▶ _Exercise_: Your task is to transcribe all the entries exactly, excluding pictures.

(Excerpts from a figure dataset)
· · · · ·
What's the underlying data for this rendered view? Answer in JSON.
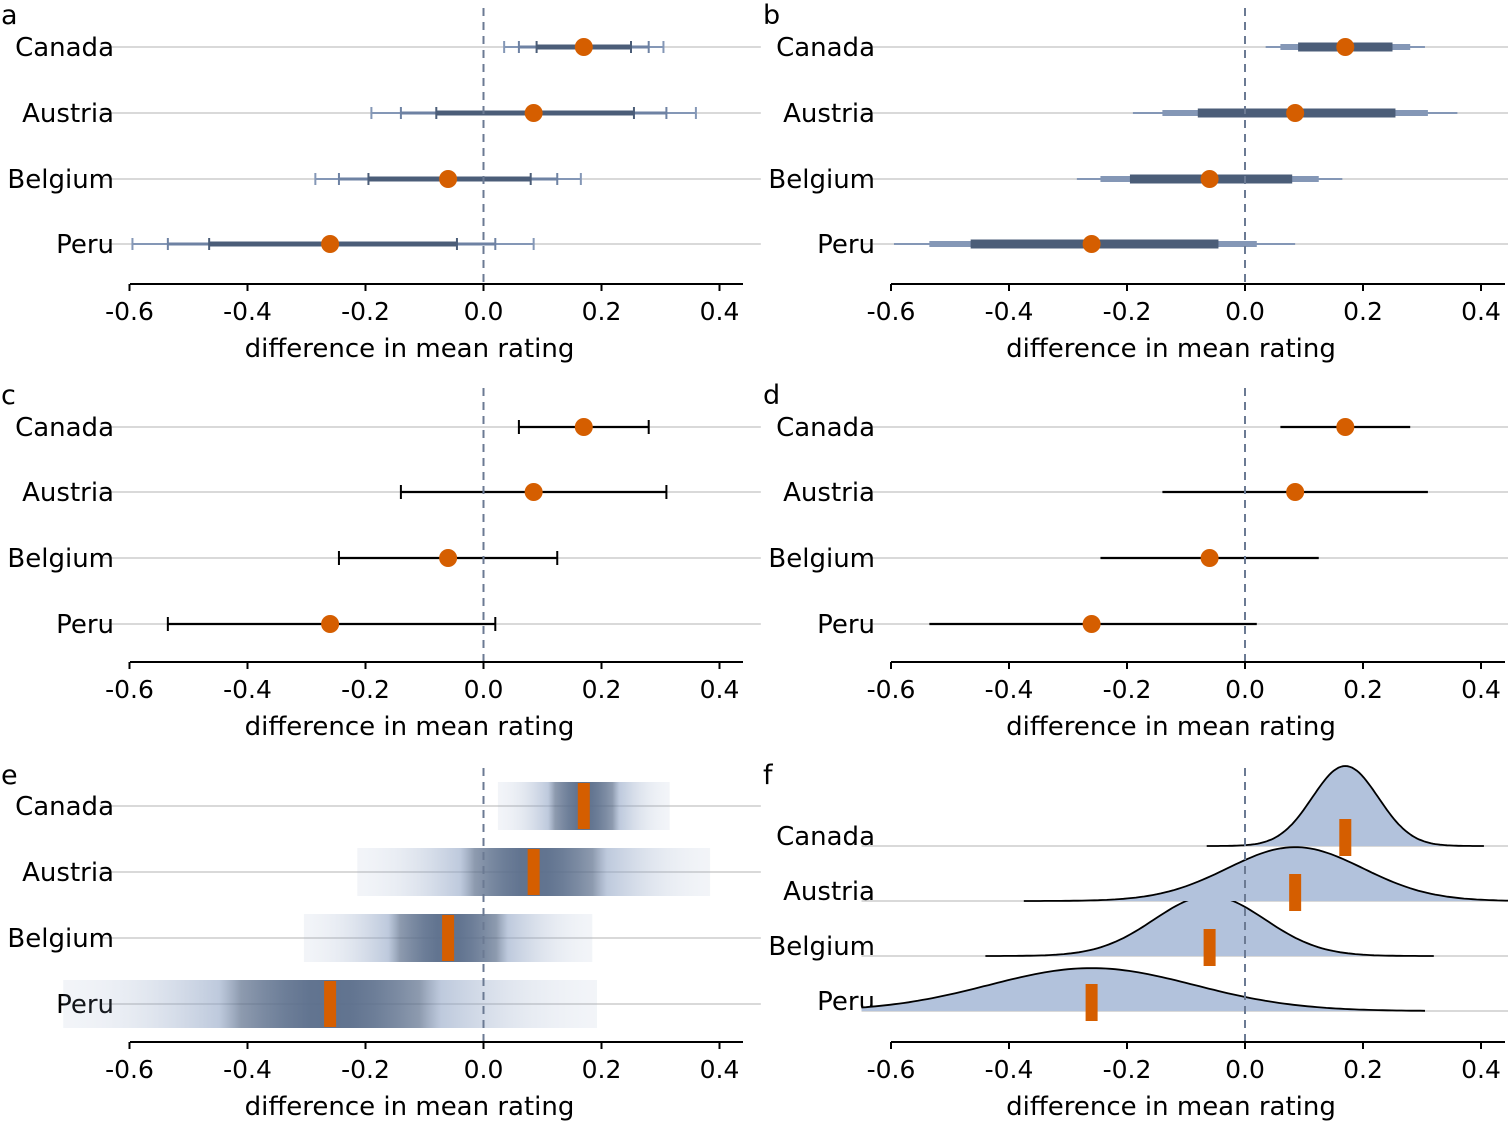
{
  "colors": {
    "point": "#d55e00",
    "interval_dark": "#4b5d78",
    "interval_light": "#8497b6",
    "density_fill": "#b2c2dc",
    "gridline": "#d9d9d9",
    "zero_line": "#6b7a93",
    "axis": "#000000"
  },
  "chart_data": [
    {
      "panel": "a",
      "type": "interval",
      "style": "multiple-intervals-with-caps",
      "xlabel": "difference in mean rating",
      "xlim": [
        -0.65,
        0.47
      ],
      "xticks": [
        -0.6,
        -0.4,
        -0.2,
        0.0,
        0.2,
        0.4
      ],
      "xtick_labels": [
        "-0.6",
        "-0.4",
        "-0.2",
        "0.0",
        "0.2",
        "0.4"
      ],
      "categories": [
        "Canada",
        "Austria",
        "Belgium",
        "Peru"
      ],
      "estimates": [
        0.17,
        0.085,
        -0.06,
        -0.26
      ],
      "intervals": {
        "99": [
          [
            0.035,
            0.305
          ],
          [
            -0.19,
            0.36
          ],
          [
            -0.285,
            0.165
          ],
          [
            -0.595,
            0.085
          ]
        ],
        "95": [
          [
            0.06,
            0.28
          ],
          [
            -0.14,
            0.31
          ],
          [
            -0.245,
            0.125
          ],
          [
            -0.535,
            0.02
          ]
        ],
        "80": [
          [
            0.09,
            0.25
          ],
          [
            -0.08,
            0.255
          ],
          [
            -0.195,
            0.08
          ],
          [
            -0.465,
            -0.045
          ]
        ]
      },
      "zero_line": 0
    },
    {
      "panel": "b",
      "type": "interval",
      "style": "multiple-intervals-graded-width",
      "xlabel": "difference in mean rating",
      "xlim": [
        -0.65,
        0.47
      ],
      "xticks": [
        -0.6,
        -0.4,
        -0.2,
        0.0,
        0.2,
        0.4
      ],
      "xtick_labels": [
        "-0.6",
        "-0.4",
        "-0.2",
        "0.0",
        "0.2",
        "0.4"
      ],
      "categories": [
        "Canada",
        "Austria",
        "Belgium",
        "Peru"
      ],
      "estimates": [
        0.17,
        0.085,
        -0.06,
        -0.26
      ],
      "intervals": {
        "99": [
          [
            0.035,
            0.305
          ],
          [
            -0.19,
            0.36
          ],
          [
            -0.285,
            0.165
          ],
          [
            -0.595,
            0.085
          ]
        ],
        "95": [
          [
            0.06,
            0.28
          ],
          [
            -0.14,
            0.31
          ],
          [
            -0.245,
            0.125
          ],
          [
            -0.535,
            0.02
          ]
        ],
        "80": [
          [
            0.09,
            0.25
          ],
          [
            -0.08,
            0.255
          ],
          [
            -0.195,
            0.08
          ],
          [
            -0.465,
            -0.045
          ]
        ]
      },
      "zero_line": 0
    },
    {
      "panel": "c",
      "type": "interval",
      "style": "single-interval-with-caps",
      "xlabel": "difference in mean rating",
      "xlim": [
        -0.65,
        0.47
      ],
      "xticks": [
        -0.6,
        -0.4,
        -0.2,
        0.0,
        0.2,
        0.4
      ],
      "xtick_labels": [
        "-0.6",
        "-0.4",
        "-0.2",
        "0.0",
        "0.2",
        "0.4"
      ],
      "categories": [
        "Canada",
        "Austria",
        "Belgium",
        "Peru"
      ],
      "estimates": [
        0.17,
        0.085,
        -0.06,
        -0.26
      ],
      "intervals": {
        "95": [
          [
            0.06,
            0.28
          ],
          [
            -0.14,
            0.31
          ],
          [
            -0.245,
            0.125
          ],
          [
            -0.535,
            0.02
          ]
        ]
      },
      "zero_line": 0
    },
    {
      "panel": "d",
      "type": "interval",
      "style": "single-interval-no-caps",
      "xlabel": "difference in mean rating",
      "xlim": [
        -0.65,
        0.47
      ],
      "xticks": [
        -0.6,
        -0.4,
        -0.2,
        0.0,
        0.2,
        0.4
      ],
      "xtick_labels": [
        "-0.6",
        "-0.4",
        "-0.2",
        "0.0",
        "0.2",
        "0.4"
      ],
      "categories": [
        "Canada",
        "Austria",
        "Belgium",
        "Peru"
      ],
      "estimates": [
        0.17,
        0.085,
        -0.06,
        -0.26
      ],
      "intervals": {
        "95": [
          [
            0.06,
            0.28
          ],
          [
            -0.14,
            0.31
          ],
          [
            -0.245,
            0.125
          ],
          [
            -0.535,
            0.02
          ]
        ]
      },
      "zero_line": 0
    },
    {
      "panel": "e",
      "type": "gradient-interval",
      "xlabel": "difference in mean rating",
      "xlim": [
        -0.65,
        0.47
      ],
      "xticks": [
        -0.6,
        -0.4,
        -0.2,
        0.0,
        0.2,
        0.4
      ],
      "xtick_labels": [
        "-0.6",
        "-0.4",
        "-0.2",
        "0.0",
        "0.2",
        "0.4"
      ],
      "categories": [
        "Canada",
        "Austria",
        "Belgium",
        "Peru"
      ],
      "estimates": [
        0.17,
        0.085,
        -0.06,
        -0.26
      ],
      "std_errors": [
        0.056,
        0.115,
        0.094,
        0.174
      ],
      "zero_line": 0
    },
    {
      "panel": "f",
      "type": "density-ridgeline",
      "xlabel": "difference in mean rating",
      "xlim": [
        -0.65,
        0.47
      ],
      "xticks": [
        -0.6,
        -0.4,
        -0.2,
        0.0,
        0.2,
        0.4
      ],
      "xtick_labels": [
        "-0.6",
        "-0.4",
        "-0.2",
        "0.0",
        "0.2",
        "0.4"
      ],
      "categories": [
        "Canada",
        "Austria",
        "Belgium",
        "Peru"
      ],
      "estimates": [
        0.17,
        0.085,
        -0.06,
        -0.26
      ],
      "std_errors": [
        0.056,
        0.115,
        0.094,
        0.174
      ],
      "density_range": [
        [
          -0.065,
          0.405
        ],
        [
          -0.375,
          0.47
        ],
        [
          -0.44,
          0.32
        ],
        [
          -0.65,
          0.305
        ]
      ],
      "zero_line": 0
    }
  ]
}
· · · · ·
▶ _Correct answer_:
What's the underlying data for this rendered view? Answer in JSON.
{
  "colors": {
    "point": "#d55e00",
    "interval_dark": "#4b5d78",
    "interval_light": "#8497b6",
    "density_fill": "#b2c2dc",
    "gridline": "#d9d9d9",
    "zero_line": "#6b7a93",
    "axis": "#000000"
  },
  "chart_data": [
    {
      "panel": "a",
      "type": "interval",
      "style": "multiple-intervals-with-caps",
      "xlabel": "difference in mean rating",
      "xlim": [
        -0.65,
        0.47
      ],
      "xticks": [
        -0.6,
        -0.4,
        -0.2,
        0.0,
        0.2,
        0.4
      ],
      "xtick_labels": [
        "-0.6",
        "-0.4",
        "-0.2",
        "0.0",
        "0.2",
        "0.4"
      ],
      "categories": [
        "Canada",
        "Austria",
        "Belgium",
        "Peru"
      ],
      "estimates": [
        0.17,
        0.085,
        -0.06,
        -0.26
      ],
      "intervals": {
        "99": [
          [
            0.035,
            0.305
          ],
          [
            -0.19,
            0.36
          ],
          [
            -0.285,
            0.165
          ],
          [
            -0.595,
            0.085
          ]
        ],
        "95": [
          [
            0.06,
            0.28
          ],
          [
            -0.14,
            0.31
          ],
          [
            -0.245,
            0.125
          ],
          [
            -0.535,
            0.02
          ]
        ],
        "80": [
          [
            0.09,
            0.25
          ],
          [
            -0.08,
            0.255
          ],
          [
            -0.195,
            0.08
          ],
          [
            -0.465,
            -0.045
          ]
        ]
      },
      "zero_line": 0
    },
    {
      "panel": "b",
      "type": "interval",
      "style": "multiple-intervals-graded-width",
      "xlabel": "difference in mean rating",
      "xlim": [
        -0.65,
        0.47
      ],
      "xticks": [
        -0.6,
        -0.4,
        -0.2,
        0.0,
        0.2,
        0.4
      ],
      "xtick_labels": [
        "-0.6",
        "-0.4",
        "-0.2",
        "0.0",
        "0.2",
        "0.4"
      ],
      "categories": [
        "Canada",
        "Austria",
        "Belgium",
        "Peru"
      ],
      "estimates": [
        0.17,
        0.085,
        -0.06,
        -0.26
      ],
      "intervals": {
        "99": [
          [
            0.035,
            0.305
          ],
          [
            -0.19,
            0.36
          ],
          [
            -0.285,
            0.165
          ],
          [
            -0.595,
            0.085
          ]
        ],
        "95": [
          [
            0.06,
            0.28
          ],
          [
            -0.14,
            0.31
          ],
          [
            -0.245,
            0.125
          ],
          [
            -0.535,
            0.02
          ]
        ],
        "80": [
          [
            0.09,
            0.25
          ],
          [
            -0.08,
            0.255
          ],
          [
            -0.195,
            0.08
          ],
          [
            -0.465,
            -0.045
          ]
        ]
      },
      "zero_line": 0
    },
    {
      "panel": "c",
      "type": "interval",
      "style": "single-interval-with-caps",
      "xlabel": "difference in mean rating",
      "xlim": [
        -0.65,
        0.47
      ],
      "xticks": [
        -0.6,
        -0.4,
        -0.2,
        0.0,
        0.2,
        0.4
      ],
      "xtick_labels": [
        "-0.6",
        "-0.4",
        "-0.2",
        "0.0",
        "0.2",
        "0.4"
      ],
      "categories": [
        "Canada",
        "Austria",
        "Belgium",
        "Peru"
      ],
      "estimates": [
        0.17,
        0.085,
        -0.06,
        -0.26
      ],
      "intervals": {
        "95": [
          [
            0.06,
            0.28
          ],
          [
            -0.14,
            0.31
          ],
          [
            -0.245,
            0.125
          ],
          [
            -0.535,
            0.02
          ]
        ]
      },
      "zero_line": 0
    },
    {
      "panel": "d",
      "type": "interval",
      "style": "single-interval-no-caps",
      "xlabel": "difference in mean rating",
      "xlim": [
        -0.65,
        0.47
      ],
      "xticks": [
        -0.6,
        -0.4,
        -0.2,
        0.0,
        0.2,
        0.4
      ],
      "xtick_labels": [
        "-0.6",
        "-0.4",
        "-0.2",
        "0.0",
        "0.2",
        "0.4"
      ],
      "categories": [
        "Canada",
        "Austria",
        "Belgium",
        "Peru"
      ],
      "estimates": [
        0.17,
        0.085,
        -0.06,
        -0.26
      ],
      "intervals": {
        "95": [
          [
            0.06,
            0.28
          ],
          [
            -0.14,
            0.31
          ],
          [
            -0.245,
            0.125
          ],
          [
            -0.535,
            0.02
          ]
        ]
      },
      "zero_line": 0
    },
    {
      "panel": "e",
      "type": "gradient-interval",
      "xlabel": "difference in mean rating",
      "xlim": [
        -0.65,
        0.47
      ],
      "xticks": [
        -0.6,
        -0.4,
        -0.2,
        0.0,
        0.2,
        0.4
      ],
      "xtick_labels": [
        "-0.6",
        "-0.4",
        "-0.2",
        "0.0",
        "0.2",
        "0.4"
      ],
      "categories": [
        "Canada",
        "Austria",
        "Belgium",
        "Peru"
      ],
      "estimates": [
        0.17,
        0.085,
        -0.06,
        -0.26
      ],
      "std_errors": [
        0.056,
        0.115,
        0.094,
        0.174
      ],
      "zero_line": 0
    },
    {
      "panel": "f",
      "type": "density-ridgeline",
      "xlabel": "difference in mean rating",
      "xlim": [
        -0.65,
        0.47
      ],
      "xticks": [
        -0.6,
        -0.4,
        -0.2,
        0.0,
        0.2,
        0.4
      ],
      "xtick_labels": [
        "-0.6",
        "-0.4",
        "-0.2",
        "0.0",
        "0.2",
        "0.4"
      ],
      "categories": [
        "Canada",
        "Austria",
        "Belgium",
        "Peru"
      ],
      "estimates": [
        0.17,
        0.085,
        -0.06,
        -0.26
      ],
      "std_errors": [
        0.056,
        0.115,
        0.094,
        0.174
      ],
      "density_range": [
        [
          -0.065,
          0.405
        ],
        [
          -0.375,
          0.47
        ],
        [
          -0.44,
          0.32
        ],
        [
          -0.65,
          0.305
        ]
      ],
      "zero_line": 0
    }
  ]
}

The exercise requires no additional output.